*EXERCISE INSTRUCTIONS:* Copy out each line of the material below that holds the string "Creates".

*RAW DATA:*
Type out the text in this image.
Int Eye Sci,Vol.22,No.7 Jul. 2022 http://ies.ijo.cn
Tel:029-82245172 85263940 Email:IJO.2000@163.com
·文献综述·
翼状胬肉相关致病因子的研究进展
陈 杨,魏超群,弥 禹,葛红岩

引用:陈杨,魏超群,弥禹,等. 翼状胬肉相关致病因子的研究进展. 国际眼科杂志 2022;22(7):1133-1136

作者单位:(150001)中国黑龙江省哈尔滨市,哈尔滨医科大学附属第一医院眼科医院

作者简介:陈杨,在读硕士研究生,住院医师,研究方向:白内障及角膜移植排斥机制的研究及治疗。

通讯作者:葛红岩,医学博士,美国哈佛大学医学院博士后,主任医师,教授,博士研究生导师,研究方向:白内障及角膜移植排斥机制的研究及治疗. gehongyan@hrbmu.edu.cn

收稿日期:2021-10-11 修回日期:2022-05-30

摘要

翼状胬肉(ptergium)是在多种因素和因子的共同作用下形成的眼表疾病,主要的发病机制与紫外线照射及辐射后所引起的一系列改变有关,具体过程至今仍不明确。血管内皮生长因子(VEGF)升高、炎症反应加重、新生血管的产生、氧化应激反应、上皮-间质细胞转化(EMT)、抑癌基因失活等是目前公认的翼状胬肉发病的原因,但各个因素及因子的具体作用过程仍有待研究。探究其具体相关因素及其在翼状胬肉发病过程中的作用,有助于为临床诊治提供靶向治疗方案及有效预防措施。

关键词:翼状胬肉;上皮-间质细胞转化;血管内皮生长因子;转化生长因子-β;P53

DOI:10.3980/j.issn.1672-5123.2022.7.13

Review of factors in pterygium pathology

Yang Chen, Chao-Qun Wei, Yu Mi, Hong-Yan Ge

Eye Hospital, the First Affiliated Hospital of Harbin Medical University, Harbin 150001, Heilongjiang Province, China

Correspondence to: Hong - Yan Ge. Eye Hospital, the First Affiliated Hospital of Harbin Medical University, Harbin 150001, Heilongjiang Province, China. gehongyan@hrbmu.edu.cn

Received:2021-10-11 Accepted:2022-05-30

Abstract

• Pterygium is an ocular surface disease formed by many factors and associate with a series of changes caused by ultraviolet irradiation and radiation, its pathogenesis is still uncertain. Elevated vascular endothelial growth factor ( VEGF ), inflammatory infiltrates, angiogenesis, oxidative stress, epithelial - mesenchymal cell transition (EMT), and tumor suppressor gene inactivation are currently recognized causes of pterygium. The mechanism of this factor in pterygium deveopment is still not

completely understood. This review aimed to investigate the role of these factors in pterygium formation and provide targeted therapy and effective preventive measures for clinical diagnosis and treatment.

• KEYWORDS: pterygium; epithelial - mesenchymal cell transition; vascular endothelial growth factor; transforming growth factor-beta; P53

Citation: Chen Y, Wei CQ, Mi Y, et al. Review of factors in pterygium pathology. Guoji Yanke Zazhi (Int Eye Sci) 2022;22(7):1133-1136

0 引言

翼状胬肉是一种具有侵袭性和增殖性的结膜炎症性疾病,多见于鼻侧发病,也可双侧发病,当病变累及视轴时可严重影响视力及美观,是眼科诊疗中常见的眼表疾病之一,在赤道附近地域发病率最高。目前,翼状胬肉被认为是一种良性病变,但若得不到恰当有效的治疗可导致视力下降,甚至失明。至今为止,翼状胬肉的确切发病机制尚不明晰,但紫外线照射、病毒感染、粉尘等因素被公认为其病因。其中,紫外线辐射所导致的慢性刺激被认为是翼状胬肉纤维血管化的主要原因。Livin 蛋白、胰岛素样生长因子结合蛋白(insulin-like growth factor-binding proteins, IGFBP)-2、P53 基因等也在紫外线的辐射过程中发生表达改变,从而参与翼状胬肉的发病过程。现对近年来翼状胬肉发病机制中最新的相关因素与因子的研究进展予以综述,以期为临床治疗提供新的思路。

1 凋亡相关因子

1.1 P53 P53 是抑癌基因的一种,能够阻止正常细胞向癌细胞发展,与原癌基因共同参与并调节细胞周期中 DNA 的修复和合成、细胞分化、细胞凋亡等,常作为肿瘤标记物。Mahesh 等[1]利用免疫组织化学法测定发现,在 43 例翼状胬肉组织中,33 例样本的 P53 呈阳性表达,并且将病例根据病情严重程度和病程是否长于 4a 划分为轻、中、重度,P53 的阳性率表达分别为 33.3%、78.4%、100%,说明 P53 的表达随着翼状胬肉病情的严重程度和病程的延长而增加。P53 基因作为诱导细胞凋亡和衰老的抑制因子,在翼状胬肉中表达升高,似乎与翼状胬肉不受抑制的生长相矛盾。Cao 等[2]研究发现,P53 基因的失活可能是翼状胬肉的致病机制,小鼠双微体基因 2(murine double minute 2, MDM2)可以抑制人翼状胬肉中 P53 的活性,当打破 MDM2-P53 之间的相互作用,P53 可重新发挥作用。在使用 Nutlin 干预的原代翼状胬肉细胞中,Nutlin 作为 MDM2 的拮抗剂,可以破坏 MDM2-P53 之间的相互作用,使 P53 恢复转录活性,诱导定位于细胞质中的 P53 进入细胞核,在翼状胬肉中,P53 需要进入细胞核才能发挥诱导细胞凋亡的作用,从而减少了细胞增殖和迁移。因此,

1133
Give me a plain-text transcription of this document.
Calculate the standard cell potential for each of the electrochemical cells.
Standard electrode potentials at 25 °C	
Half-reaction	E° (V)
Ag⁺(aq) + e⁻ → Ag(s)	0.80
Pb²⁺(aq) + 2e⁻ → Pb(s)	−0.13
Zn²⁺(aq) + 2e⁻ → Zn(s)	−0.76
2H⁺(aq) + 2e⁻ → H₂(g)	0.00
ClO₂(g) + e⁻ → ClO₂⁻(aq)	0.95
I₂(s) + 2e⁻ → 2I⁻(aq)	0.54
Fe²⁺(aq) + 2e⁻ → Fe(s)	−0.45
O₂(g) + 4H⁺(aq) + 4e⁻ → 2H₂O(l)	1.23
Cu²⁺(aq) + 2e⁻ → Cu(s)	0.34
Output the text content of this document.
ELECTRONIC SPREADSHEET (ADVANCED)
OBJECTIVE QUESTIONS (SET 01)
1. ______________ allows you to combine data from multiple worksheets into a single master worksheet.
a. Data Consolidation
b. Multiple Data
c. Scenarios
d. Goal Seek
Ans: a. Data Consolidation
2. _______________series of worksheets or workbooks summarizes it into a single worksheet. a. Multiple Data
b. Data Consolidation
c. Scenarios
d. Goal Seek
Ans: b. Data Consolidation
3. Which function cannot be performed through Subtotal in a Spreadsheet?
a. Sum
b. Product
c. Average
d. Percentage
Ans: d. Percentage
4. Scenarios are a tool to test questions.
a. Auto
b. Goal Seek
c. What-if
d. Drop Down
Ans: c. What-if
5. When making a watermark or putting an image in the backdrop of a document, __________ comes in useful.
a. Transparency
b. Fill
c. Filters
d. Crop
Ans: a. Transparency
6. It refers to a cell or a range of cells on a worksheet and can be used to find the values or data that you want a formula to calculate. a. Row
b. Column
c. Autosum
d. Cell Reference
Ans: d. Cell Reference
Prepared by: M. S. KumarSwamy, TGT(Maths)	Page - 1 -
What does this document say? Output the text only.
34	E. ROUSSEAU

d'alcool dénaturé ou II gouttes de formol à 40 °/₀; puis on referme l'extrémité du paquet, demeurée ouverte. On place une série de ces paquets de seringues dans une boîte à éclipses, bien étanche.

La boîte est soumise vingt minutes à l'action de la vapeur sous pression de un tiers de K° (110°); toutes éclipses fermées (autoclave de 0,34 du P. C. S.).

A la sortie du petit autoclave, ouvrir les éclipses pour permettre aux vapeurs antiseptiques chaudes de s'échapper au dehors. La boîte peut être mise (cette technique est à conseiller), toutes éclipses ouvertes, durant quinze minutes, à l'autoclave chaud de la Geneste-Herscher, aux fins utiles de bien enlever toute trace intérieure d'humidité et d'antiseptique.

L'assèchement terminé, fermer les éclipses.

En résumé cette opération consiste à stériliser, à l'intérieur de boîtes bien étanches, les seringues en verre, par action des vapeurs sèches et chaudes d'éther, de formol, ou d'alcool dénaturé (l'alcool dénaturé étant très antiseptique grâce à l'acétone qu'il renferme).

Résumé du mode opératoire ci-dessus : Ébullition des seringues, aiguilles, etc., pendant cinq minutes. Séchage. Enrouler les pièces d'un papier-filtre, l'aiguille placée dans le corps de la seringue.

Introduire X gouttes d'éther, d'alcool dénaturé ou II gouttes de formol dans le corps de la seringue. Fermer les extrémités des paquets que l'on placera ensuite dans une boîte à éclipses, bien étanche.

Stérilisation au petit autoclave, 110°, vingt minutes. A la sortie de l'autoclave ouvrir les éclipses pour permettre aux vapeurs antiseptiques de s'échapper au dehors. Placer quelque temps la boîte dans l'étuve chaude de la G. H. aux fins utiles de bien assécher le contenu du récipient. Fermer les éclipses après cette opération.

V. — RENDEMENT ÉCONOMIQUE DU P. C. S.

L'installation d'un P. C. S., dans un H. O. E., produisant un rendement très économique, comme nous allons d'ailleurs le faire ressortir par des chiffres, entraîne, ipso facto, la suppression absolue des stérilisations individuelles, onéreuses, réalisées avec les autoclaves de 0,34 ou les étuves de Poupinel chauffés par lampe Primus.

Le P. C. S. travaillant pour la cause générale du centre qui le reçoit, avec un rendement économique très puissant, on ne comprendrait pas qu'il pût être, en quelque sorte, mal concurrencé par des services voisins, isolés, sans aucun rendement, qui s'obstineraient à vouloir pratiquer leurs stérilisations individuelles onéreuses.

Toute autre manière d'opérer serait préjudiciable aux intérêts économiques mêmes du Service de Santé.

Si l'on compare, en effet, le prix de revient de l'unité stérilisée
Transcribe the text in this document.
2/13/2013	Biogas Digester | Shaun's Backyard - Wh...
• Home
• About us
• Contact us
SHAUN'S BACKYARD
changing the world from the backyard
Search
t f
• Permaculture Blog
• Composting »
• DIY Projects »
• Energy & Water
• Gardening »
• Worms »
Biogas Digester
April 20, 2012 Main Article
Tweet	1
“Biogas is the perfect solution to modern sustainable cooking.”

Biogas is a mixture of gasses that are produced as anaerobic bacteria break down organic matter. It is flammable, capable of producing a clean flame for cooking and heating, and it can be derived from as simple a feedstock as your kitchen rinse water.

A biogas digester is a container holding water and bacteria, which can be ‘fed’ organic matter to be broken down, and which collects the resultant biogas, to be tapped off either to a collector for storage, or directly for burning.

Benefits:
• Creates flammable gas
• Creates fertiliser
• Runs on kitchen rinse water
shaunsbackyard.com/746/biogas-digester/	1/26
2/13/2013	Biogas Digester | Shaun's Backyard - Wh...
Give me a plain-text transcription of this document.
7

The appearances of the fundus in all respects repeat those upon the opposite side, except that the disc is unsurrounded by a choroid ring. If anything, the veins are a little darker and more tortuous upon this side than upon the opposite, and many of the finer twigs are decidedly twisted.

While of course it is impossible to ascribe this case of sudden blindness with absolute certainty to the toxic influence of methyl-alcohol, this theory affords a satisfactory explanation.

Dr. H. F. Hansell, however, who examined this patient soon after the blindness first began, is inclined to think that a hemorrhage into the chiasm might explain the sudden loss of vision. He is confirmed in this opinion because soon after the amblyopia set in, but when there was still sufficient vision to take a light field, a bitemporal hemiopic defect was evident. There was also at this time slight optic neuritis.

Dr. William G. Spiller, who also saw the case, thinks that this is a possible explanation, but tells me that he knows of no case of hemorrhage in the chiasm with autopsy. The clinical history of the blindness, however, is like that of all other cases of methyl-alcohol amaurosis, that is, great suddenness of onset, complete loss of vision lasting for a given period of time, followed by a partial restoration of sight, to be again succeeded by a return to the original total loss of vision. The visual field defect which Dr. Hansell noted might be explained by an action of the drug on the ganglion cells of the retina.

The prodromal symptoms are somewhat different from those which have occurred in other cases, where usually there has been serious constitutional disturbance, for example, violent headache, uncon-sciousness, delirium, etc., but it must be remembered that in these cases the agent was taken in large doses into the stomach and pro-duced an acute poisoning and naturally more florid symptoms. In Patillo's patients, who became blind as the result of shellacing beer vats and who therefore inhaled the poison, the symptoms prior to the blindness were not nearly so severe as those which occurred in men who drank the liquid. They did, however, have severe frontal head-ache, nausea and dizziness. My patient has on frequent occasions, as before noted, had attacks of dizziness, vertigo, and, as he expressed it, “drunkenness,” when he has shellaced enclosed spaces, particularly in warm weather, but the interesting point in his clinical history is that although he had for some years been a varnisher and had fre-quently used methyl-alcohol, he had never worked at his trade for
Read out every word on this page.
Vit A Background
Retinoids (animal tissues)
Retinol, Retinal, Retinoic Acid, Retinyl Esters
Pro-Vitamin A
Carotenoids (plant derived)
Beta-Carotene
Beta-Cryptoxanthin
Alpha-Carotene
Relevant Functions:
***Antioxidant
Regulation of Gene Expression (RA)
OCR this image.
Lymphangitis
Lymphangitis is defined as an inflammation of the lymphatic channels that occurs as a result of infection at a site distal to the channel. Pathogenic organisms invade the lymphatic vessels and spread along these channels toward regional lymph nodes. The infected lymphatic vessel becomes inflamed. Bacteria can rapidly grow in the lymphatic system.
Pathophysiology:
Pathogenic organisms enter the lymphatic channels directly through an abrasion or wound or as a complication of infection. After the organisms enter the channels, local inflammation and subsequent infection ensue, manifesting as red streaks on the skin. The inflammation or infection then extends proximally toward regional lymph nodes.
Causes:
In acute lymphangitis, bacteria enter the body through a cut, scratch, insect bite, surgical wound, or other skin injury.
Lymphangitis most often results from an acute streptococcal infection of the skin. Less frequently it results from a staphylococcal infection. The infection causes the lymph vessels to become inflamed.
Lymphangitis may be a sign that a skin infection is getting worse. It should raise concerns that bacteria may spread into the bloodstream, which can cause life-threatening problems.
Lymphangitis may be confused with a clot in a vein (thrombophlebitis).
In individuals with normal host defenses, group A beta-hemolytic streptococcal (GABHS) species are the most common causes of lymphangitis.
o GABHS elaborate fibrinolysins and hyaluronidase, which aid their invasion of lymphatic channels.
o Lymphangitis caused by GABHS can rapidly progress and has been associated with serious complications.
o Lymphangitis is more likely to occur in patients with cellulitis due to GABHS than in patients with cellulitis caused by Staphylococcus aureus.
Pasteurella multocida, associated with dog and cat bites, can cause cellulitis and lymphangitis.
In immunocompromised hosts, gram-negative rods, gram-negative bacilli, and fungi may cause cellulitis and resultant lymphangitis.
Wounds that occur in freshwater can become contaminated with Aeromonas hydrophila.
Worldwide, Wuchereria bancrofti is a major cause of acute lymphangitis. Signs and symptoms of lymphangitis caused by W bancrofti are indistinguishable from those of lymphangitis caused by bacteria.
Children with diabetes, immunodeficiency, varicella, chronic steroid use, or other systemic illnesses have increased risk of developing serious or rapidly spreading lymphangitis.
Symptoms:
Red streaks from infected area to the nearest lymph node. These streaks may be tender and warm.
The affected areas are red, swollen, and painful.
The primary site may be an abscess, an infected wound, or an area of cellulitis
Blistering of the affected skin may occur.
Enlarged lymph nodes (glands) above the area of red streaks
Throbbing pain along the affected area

*YOUR RESPONSE:*
• Creates flammable gas
• Creates fertiliser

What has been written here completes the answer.